AIM OF THE EXERCISE >> Return every line of the records below verbatim, with no pictures in the copy.

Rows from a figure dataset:
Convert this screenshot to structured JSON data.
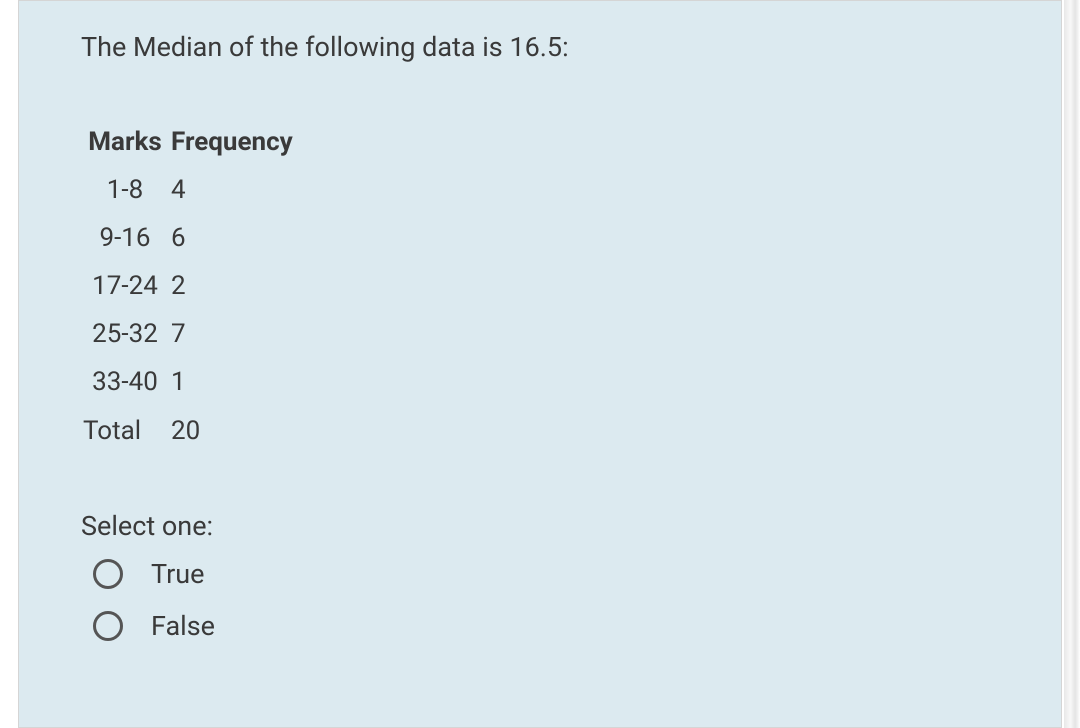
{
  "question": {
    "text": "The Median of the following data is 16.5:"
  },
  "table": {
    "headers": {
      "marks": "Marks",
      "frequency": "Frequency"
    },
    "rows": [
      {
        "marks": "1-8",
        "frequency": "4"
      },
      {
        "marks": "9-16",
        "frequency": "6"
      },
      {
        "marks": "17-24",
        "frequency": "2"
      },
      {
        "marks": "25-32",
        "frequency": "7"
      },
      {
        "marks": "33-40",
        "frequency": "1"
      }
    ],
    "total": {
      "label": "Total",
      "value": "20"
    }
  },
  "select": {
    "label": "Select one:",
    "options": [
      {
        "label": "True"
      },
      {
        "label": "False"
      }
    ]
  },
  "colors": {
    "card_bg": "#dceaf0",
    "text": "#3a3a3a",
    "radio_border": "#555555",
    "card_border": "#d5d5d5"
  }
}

WRITTEN ANSWER >>
Convert this screenshot to structured JSON data.
{
  "question": {
    "text": "The Median of the following data is 16.5:"
  },
  "table": {
    "headers": {
      "marks": "Marks",
      "frequency": "Frequency"
    },
    "rows": [
      {
        "marks": "1-8",
        "frequency": "4"
      },
      {
        "marks": "9-16",
        "frequency": "6"
      },
      {
        "marks": "17-24",
        "frequency": "2"
      },
      {
        "marks": "25-32",
        "frequency": "7"
      },
      {
        "marks": "33-40",
        "frequency": "1"
      }
    ],
    "total": {
      "label": "Total",
      "value": "20"
    }
  },
  "select": {
    "label": "Select one:",
    "options": [
      {
        "label": "True"
      },
      {
        "label": "False"
      }
    ]
  },
  "colors": {
    "card_bg": "#dceaf0",
    "text": "#3a3a3a",
    "radio_border": "#555555",
    "card_border": "#d5d5d5"
  }
}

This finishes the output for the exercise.